(begin)

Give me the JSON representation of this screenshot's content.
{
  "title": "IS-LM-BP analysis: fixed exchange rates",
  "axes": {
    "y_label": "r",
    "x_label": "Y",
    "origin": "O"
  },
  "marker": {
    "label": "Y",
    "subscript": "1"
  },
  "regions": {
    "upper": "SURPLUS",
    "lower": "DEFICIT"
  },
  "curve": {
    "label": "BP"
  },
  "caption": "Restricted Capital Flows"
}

(end)

■ **SET PROBLEM**: Print out every entry, keeping each one exact.

■ **PROBLEM SOLUTION**:
Give me the JSON representation of this screenshot's content.
{
  "title": "IS-LM-BP analysis: fixed exchange rates",
  "axes": {
    "y_label": "r",
    "x_label": "Y",
    "origin": "O"
  },
  "marker": {
    "label": "Y",
    "subscript": "1"
  },
  "regions": {
    "upper": "SURPLUS",
    "lower": "DEFICIT"
  },
  "curve": {
    "label": "BP"
  },
  "caption": "Restricted Capital Flows"
}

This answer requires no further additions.